All the entries need to be quoted exactly, apart from the pictures, which you should drop.

======== DATA RECORDS

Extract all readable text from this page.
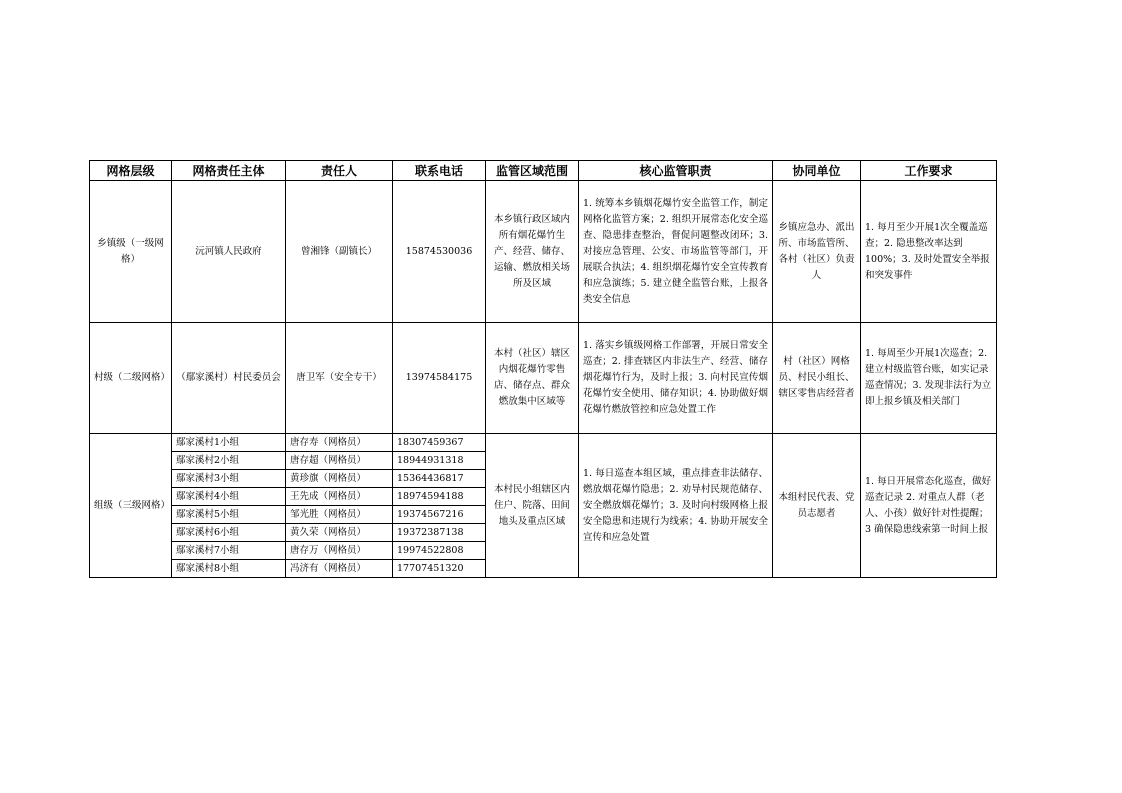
网格层级	网格责任主体	责任人	联系电话	监管区域范围	核心监管职责	协同单位	工作要求
乡镇级（一级网格）	沅河镇人民政府	曾湘锋（副镇长）	15874530036	本乡镇行政区域内所有烟花爆竹生产、经营、储存、运输、燃放相关场所及区域	1. 统筹本乡镇烟花爆竹安全监管工作，制定网格化监管方案；2. 组织开展常态化安全巡查、隐患排查整治，督促问题整改闭环；3. 对接应急管理、公安、市场监管等部门，开展联合执法；4. 组织烟花爆竹安全宣传教育和应急演练；5. 建立健全监管台账，上报各类安全信息	乡镇应急办、派出所、市场监管所、各村（社区）负责人	1. 每月至少开展1次全覆盖巡查；2. 隐患整改率达到100%；3. 及时处置安全举报和突发事件
村级（二级网格）	（鄢家溪村）村民委员会	唐卫军（安全专干）	13974584175	本村（社区）辖区内烟花爆竹零售店、储存点、群众燃放集中区域等	1. 落实乡镇级网格工作部署，开展日常安全巡查；2. 排查辖区内非法生产、经营、储存烟花爆竹行为，及时上报；3. 向村民宣传烟花爆竹安全使用、储存知识；4. 协助做好烟花爆竹燃放管控和应急处置工作	村（社区）网格员、村民小组长、辖区零售店经营者	1. 每周至少开展1次巡查；2. 建立村级监管台账，如实记录巡查情况；3. 发现非法行为立即上报乡镇及相关部门
组级（三级网格）	鄢家溪村1小组	唐存寿（网格员）	18307459367	本村民小组辖区内住户、院落、田间地头及重点区域	1. 每日巡查本组区域，重点排查非法储存、燃放烟花爆竹隐患；2. 劝导村民规范储存、安全燃放烟花爆竹；3. 及时向村级网格上报安全隐患和违规行为线索；4. 协助开展安全宣传和应急处置	本组村民代表、党员志愿者	1. 每日开展常态化巡查，做好巡查记录 2. 对重点人群（老人、小孩）做好针对性提醒；3 确保隐患线索第一时间上报
	鄢家溪村2小组	唐存超（网格员）	18944931318				
	鄢家溪村3小组	黄珍旗（网格员）	15364436817				
	鄢家溪村4小组	王先成（网格员）	18974594188				
	鄢家溪村5小组	邹光胜（网格员）	19374567216				
	鄢家溪村6小组	黄久荣（网格员）	19372387138				
	鄢家溪村7小组	唐存万（网格员）	19974522808				
	鄢家溪村8小组	冯济有（网格员）	17707451320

================

→ WRITTEN RESPONSE:
Extract all readable text from this page.
网格层级	网格责任主体	责任人	联系电话	监管区域范围	核心监管职责	协同单位	工作要求
乡镇级（一级网格）	沅河镇人民政府	曾湘锋（副镇长）	15874530036	本乡镇行政区域内所有烟花爆竹生产、经营、储存、运输、燃放相关场所及区域	1. 统筹本乡镇烟花爆竹安全监管工作，制定网格化监管方案；2. 组织开展常态化安全巡查、隐患排查整治，督促问题整改闭环；3. 对接应急管理、公安、市场监管等部门，开展联合执法；4. 组织烟花爆竹安全宣传教育和应急演练；5. 建立健全监管台账，上报各类安全信息	乡镇应急办、派出所、市场监管所、各村（社区）负责人	1. 每月至少开展1次全覆盖巡查；2. 隐患整改率达到100%；3. 及时处置安全举报和突发事件
村级（二级网格）	（鄢家溪村）村民委员会	唐卫军（安全专干）	13974584175	本村（社区）辖区内烟花爆竹零售店、储存点、群众燃放集中区域等	1. 落实乡镇级网格工作部署，开展日常安全巡查；2. 排查辖区内非法生产、经营、储存烟花爆竹行为，及时上报；3. 向村民宣传烟花爆竹安全使用、储存知识；4. 协助做好烟花爆竹燃放管控和应急处置工作	村（社区）网格员、村民小组长、辖区零售店经营者	1. 每周至少开展1次巡查；2. 建立村级监管台账，如实记录巡查情况；3. 发现非法行为立即上报乡镇及相关部门
组级（三级网格）	鄢家溪村1小组	唐存寿（网格员）	18307459367	本村民小组辖区内住户、院落、田间地头及重点区域	1. 每日巡查本组区域，重点排查非法储存、燃放烟花爆竹隐患；2. 劝导村民规范储存、安全燃放烟花爆竹；3. 及时向村级网格上报安全隐患和违规行为线索；4. 协助开展安全宣传和应急处置	本组村民代表、党员志愿者	1. 每日开展常态化巡查，做好巡查记录 2. 对重点人群（老人、小孩）做好针对性提醒；3 确保隐患线索第一时间上报
	鄢家溪村2小组	唐存超（网格员）	18944931318				
	鄢家溪村3小组	黄珍旗（网格员）	15364436817				
	鄢家溪村4小组	王先成（网格员）	18974594188				
	鄢家溪村5小组	邹光胜（网格员）	19374567216				
	鄢家溪村6小组	黄久荣（网格员）	19372387138				
	鄢家溪村7小组	唐存万（网格员）	19974522808				
	鄢家溪村8小组	冯济有（网格员）	17707451320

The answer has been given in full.